- [EXERCISE GOAL]: From the Kubernetes operators text, reproduce the passage from "Kubernetes Operators - objects, resources, and" up to and including "language surrounding them.", word for word.

- [DOCUMENT EXCERPT]:

-*-

Kubernetes Operators - objects, resources, and controllers
Kubernetes - my interpretation
I’ve heard Kubernetes described in a couple of different ways. “A container orchestrator” or “a tool for managing distributed applications” are pretty common descriptions. But I’ve come to view it as an extensible collection of reconciliation engines. It merely brings the state of the world to the desired state via controllers (we’ll get to that in a minute). These controllers can be of anything; they don’t have to control container-related objects.
Our team recently had a discussion about Kubernetes operators and I wanted to explain (graphically) how they work and define some of the shared language surrounding them.
Interacting with kubernetes
Requests to kubernetes go through the API Server . As a user, we generally talk to the API server via commandline (kubectl) and a kubernetes manifest (yaml or json). The manifest is a request for Kubernetes Objects (or more precisely the desired state of Kubernetes Objects).

-*-

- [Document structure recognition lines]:
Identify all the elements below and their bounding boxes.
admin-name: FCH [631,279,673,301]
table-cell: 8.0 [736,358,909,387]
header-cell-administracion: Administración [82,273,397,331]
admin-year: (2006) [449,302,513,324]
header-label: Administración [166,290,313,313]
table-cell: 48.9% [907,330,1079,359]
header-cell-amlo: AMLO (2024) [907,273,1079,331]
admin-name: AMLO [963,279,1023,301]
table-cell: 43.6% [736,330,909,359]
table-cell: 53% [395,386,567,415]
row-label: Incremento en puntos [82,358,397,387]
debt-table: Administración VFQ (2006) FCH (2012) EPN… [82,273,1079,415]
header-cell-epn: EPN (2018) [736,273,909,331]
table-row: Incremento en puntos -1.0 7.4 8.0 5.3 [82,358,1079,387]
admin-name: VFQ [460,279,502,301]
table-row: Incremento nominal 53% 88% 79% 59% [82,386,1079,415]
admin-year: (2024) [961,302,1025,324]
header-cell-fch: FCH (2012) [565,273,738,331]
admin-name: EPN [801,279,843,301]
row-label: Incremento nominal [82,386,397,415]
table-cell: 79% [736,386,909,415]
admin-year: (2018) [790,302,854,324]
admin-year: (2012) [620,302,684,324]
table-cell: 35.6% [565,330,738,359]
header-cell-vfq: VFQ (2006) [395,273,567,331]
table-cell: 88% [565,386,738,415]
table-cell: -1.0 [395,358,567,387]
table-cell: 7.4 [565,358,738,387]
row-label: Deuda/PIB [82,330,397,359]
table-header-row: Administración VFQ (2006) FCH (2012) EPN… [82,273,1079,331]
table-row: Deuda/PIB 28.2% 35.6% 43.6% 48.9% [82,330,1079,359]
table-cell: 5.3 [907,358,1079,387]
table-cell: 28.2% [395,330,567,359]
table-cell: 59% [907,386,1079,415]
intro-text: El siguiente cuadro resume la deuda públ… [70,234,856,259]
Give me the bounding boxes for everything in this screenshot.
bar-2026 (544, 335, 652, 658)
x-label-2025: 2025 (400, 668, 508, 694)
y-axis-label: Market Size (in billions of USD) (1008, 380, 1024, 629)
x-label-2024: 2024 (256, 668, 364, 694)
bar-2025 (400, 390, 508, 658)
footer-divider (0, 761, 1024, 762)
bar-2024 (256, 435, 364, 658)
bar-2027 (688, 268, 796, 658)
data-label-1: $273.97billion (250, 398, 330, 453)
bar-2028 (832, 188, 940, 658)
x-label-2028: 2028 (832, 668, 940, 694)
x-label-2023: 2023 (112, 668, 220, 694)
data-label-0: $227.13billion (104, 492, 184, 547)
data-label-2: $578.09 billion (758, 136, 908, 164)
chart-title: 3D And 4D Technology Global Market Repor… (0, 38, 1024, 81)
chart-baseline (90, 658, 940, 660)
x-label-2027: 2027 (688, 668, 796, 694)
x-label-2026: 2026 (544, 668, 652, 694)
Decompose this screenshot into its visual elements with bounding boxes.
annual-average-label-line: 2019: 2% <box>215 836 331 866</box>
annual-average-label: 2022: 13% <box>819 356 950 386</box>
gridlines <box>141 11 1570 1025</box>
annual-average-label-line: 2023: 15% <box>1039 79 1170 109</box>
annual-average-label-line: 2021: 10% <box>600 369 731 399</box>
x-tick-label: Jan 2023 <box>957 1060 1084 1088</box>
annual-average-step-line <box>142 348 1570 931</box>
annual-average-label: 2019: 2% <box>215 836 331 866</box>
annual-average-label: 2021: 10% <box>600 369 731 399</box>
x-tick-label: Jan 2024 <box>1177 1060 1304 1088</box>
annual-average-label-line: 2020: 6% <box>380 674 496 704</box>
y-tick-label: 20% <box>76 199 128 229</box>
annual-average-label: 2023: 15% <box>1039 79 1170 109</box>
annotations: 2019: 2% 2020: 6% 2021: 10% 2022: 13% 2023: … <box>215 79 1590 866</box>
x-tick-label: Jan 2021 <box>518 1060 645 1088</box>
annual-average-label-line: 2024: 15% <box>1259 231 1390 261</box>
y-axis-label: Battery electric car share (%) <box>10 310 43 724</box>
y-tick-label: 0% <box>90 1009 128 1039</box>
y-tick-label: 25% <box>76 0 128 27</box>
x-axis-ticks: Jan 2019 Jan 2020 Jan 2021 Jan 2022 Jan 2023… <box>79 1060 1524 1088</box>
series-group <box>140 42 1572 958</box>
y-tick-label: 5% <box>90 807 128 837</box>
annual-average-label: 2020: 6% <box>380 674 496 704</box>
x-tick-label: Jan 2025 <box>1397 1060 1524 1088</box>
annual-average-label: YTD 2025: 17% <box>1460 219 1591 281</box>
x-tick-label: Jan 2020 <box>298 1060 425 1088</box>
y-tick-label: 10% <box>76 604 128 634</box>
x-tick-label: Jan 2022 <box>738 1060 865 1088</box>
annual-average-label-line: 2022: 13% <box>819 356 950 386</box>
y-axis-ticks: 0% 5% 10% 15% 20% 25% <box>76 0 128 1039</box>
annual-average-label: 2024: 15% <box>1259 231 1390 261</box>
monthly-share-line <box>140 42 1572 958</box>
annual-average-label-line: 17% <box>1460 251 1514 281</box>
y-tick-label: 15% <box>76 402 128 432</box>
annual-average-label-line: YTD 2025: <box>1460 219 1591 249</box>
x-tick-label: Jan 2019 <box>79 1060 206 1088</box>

-*-

- [COMPLETED EXERCISE]:
Kubernetes Operators - objects, resources, and controllers
Kubernetes - my interpretation
I’ve heard Kubernetes described in a couple of different ways. “A container orchestrator” or “a tool for managing distributed applications” are pretty common descriptions. But I’ve come to view it as an extensible collection of reconciliation engines. It merely brings the state of the world to the desired state via controllers (we’ll get to that in a minute). These controllers can be of anything; they don’t have to control container-related objects.
Our team recently had a discussion about Kubernetes operators and I wanted to explain (graphically) how they work and define some of the shared language surrounding them.